→ Instruction
Look through the data below. Pick out the lines holding the string "visitationen".

======

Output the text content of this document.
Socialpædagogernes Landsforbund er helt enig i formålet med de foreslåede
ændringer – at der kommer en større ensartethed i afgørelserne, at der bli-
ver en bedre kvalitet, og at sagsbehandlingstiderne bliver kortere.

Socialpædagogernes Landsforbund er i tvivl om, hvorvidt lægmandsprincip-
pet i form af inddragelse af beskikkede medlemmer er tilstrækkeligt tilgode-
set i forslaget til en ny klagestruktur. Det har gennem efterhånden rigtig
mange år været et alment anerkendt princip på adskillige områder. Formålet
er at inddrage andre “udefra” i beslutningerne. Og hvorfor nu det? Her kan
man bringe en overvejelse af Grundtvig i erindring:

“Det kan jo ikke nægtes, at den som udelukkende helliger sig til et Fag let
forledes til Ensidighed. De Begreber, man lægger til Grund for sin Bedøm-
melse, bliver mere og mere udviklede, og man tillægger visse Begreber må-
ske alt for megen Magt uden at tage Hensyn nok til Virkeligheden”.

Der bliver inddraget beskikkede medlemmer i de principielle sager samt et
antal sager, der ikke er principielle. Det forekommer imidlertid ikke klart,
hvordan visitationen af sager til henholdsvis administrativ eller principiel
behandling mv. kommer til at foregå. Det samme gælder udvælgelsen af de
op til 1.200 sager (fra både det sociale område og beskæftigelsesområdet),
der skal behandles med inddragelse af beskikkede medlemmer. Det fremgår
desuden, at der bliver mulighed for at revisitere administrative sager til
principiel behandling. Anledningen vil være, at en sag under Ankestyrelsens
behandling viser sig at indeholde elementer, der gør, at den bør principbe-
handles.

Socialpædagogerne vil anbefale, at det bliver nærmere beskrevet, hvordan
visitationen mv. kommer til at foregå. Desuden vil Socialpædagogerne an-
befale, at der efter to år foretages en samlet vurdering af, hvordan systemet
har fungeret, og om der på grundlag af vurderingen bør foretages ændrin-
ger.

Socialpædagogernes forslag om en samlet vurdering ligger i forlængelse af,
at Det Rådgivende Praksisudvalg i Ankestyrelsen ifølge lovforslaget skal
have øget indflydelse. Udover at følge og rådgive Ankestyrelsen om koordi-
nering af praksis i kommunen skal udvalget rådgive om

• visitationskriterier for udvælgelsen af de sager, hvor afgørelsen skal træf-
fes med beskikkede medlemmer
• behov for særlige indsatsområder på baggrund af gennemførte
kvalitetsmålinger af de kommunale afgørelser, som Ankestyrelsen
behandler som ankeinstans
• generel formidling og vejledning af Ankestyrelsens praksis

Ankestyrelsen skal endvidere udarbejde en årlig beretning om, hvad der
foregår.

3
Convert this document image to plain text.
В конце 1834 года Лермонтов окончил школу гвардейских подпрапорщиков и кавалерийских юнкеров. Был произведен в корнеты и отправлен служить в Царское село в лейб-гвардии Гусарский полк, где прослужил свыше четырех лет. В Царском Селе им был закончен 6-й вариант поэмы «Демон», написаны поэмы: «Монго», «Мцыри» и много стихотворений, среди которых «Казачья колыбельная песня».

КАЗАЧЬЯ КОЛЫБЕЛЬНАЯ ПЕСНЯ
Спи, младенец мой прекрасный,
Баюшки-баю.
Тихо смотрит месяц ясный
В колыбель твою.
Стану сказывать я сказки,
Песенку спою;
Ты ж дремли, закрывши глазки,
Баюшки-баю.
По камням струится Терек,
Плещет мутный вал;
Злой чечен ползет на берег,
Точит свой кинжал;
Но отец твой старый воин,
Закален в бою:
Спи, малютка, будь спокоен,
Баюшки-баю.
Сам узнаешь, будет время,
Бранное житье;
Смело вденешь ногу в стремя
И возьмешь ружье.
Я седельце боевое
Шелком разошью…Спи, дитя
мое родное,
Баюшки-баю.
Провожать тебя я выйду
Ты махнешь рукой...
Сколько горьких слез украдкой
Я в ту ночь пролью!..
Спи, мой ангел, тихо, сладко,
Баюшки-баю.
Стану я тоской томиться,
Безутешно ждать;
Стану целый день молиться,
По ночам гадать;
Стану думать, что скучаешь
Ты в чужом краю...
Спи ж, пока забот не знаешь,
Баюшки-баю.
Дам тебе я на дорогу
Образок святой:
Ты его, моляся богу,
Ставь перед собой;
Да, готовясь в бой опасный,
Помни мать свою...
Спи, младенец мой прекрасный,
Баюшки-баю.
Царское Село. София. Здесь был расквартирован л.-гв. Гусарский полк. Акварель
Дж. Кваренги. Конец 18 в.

======

→ Written reply
hvordan visitationen af sager til henholdsvis administrativ eller principiel
visitationen mv. kommer til at foregå. Desuden vil Socialpædagogerne an-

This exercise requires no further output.